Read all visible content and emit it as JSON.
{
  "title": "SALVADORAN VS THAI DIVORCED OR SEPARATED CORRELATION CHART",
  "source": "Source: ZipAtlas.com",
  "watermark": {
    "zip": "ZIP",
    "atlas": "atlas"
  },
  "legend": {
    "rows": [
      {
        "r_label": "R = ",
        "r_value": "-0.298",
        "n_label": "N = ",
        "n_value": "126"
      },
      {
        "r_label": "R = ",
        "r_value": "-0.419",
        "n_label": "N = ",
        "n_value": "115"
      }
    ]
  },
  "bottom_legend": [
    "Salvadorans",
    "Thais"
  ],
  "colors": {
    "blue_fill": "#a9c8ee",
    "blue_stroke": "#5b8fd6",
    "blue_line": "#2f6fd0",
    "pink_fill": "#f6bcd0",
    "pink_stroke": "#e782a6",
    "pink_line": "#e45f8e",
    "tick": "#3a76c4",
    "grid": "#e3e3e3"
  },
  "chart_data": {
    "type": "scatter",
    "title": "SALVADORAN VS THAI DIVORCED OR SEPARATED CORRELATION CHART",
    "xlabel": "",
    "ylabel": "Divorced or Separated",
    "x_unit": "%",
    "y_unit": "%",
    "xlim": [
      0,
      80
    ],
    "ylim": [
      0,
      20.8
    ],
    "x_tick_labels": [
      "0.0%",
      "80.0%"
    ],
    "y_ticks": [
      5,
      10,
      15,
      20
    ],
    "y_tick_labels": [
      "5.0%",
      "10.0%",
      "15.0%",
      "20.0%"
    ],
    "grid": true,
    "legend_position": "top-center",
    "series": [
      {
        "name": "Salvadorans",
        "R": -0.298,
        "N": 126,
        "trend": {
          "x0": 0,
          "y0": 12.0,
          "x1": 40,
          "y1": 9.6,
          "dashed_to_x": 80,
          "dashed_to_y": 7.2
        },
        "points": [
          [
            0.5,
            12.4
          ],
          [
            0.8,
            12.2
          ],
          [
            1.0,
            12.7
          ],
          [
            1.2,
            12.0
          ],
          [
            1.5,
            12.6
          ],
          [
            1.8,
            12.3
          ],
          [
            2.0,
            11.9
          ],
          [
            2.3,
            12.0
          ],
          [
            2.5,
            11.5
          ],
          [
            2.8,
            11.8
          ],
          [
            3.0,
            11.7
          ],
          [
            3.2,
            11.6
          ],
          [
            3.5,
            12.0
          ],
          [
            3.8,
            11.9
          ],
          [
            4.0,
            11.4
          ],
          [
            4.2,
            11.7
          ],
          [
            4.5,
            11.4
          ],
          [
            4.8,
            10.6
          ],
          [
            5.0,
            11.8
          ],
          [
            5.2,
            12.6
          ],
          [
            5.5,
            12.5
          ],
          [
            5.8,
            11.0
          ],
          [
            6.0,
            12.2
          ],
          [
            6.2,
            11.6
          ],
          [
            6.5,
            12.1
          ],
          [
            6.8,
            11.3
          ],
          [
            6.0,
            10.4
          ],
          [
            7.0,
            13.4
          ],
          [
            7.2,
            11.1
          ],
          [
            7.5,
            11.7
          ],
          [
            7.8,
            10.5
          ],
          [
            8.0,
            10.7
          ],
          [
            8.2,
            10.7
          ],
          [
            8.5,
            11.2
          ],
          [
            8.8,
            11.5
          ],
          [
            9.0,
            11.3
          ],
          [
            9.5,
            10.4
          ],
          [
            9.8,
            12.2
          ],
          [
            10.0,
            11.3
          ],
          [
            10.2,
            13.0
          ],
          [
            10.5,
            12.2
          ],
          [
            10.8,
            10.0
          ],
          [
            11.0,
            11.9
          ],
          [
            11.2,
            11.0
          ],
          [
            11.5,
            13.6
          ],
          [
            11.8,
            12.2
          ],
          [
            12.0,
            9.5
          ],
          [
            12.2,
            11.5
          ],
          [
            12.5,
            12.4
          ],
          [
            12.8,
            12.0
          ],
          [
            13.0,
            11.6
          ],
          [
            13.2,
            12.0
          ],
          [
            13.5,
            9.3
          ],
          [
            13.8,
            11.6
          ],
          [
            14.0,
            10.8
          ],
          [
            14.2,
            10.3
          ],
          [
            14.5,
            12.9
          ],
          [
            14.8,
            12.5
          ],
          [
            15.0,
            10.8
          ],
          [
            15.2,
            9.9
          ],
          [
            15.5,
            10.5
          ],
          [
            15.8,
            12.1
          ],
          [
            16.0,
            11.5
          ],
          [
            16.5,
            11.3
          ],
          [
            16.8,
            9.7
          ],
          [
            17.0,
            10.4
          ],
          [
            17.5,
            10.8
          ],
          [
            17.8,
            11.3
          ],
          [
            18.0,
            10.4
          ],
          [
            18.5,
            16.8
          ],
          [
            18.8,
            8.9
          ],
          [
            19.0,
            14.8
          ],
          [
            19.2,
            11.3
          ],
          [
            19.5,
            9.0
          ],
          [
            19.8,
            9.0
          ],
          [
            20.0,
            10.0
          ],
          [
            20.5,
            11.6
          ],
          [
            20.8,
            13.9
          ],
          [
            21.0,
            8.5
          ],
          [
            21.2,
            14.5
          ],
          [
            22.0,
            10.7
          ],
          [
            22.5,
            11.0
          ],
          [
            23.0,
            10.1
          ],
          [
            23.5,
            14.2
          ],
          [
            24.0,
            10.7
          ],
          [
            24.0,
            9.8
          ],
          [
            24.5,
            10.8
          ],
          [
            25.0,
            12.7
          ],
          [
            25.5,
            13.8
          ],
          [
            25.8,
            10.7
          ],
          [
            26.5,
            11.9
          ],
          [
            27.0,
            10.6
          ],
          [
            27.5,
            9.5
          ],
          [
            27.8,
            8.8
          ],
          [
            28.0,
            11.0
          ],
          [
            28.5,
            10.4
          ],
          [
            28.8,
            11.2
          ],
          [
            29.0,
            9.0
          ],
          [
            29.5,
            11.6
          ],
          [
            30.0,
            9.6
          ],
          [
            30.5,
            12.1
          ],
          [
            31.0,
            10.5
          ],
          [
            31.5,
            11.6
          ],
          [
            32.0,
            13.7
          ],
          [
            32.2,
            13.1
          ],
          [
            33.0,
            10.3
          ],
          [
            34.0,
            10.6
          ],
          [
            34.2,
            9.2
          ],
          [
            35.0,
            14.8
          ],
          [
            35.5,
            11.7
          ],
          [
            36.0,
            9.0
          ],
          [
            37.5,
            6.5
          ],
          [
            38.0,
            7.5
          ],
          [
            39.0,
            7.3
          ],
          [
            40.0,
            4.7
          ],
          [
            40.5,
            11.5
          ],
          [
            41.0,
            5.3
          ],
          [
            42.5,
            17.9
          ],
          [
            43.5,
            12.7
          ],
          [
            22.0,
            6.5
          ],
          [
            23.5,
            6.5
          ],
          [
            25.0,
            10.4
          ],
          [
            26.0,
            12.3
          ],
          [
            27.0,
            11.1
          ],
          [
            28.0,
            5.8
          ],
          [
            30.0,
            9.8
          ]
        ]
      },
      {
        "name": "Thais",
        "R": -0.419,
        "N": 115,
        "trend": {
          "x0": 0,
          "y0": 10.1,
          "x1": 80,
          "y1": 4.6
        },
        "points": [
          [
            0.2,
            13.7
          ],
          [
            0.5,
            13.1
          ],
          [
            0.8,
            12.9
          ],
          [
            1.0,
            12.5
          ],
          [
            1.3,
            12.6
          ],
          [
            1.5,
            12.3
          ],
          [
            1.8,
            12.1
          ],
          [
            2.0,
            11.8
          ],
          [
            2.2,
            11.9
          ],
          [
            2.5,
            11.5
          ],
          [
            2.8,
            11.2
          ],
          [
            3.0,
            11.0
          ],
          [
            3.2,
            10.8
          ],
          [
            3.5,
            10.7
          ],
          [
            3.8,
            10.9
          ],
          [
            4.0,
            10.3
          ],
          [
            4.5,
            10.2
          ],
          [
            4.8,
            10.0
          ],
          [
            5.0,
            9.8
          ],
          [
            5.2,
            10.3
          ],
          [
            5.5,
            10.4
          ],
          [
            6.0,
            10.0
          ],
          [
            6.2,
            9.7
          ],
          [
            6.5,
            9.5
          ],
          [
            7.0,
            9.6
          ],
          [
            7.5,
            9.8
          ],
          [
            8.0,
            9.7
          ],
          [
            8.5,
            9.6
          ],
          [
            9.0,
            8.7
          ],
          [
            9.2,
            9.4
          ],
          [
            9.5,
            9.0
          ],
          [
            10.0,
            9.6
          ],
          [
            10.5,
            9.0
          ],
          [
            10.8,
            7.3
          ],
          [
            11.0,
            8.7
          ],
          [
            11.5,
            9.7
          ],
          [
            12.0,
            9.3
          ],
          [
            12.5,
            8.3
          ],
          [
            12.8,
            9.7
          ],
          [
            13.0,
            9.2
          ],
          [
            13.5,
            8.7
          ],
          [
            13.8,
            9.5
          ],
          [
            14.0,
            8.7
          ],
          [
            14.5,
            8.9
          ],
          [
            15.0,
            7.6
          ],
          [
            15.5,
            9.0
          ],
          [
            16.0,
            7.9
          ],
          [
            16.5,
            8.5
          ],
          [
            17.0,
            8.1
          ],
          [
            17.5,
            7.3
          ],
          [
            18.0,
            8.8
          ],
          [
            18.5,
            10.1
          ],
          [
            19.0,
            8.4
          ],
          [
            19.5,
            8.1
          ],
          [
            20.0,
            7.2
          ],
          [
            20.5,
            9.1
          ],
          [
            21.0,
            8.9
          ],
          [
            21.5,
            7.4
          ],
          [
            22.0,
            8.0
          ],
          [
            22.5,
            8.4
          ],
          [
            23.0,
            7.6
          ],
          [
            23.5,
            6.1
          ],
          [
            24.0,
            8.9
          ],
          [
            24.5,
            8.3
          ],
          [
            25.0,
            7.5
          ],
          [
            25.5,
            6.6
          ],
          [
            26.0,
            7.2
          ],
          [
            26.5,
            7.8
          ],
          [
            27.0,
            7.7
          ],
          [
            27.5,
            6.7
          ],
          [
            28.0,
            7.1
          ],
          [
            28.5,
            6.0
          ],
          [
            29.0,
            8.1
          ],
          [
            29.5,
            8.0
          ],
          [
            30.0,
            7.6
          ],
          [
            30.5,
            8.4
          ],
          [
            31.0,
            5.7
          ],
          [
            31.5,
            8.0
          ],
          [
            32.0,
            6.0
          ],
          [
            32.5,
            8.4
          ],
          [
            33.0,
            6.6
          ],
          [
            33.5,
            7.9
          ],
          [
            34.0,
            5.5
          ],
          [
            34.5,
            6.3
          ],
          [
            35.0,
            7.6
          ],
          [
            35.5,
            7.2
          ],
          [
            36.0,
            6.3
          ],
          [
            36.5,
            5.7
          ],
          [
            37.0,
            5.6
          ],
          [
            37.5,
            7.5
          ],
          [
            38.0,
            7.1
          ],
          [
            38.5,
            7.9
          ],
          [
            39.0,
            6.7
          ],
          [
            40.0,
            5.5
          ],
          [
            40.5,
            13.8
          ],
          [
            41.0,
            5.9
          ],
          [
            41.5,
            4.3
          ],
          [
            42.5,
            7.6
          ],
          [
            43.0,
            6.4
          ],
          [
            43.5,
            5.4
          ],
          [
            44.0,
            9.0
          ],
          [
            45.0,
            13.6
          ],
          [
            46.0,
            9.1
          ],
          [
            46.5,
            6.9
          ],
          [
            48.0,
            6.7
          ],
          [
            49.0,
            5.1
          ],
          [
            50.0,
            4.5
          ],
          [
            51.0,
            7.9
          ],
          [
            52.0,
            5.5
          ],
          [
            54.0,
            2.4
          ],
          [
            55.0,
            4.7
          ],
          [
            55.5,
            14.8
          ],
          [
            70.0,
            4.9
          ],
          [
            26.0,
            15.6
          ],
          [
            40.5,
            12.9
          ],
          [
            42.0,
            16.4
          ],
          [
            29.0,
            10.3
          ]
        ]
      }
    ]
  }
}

::::

Instructions to follow: Each line in the listing above that contains "CORRELATION" should be copied.

Output of the task:
  "title": "SALVADORAN VS THAI DIVORCED OR SEPARATED CORRELATION CHART",
    "title": "SALVADORAN VS THAI DIVORCED OR SEPARATED CORRELATION CHART",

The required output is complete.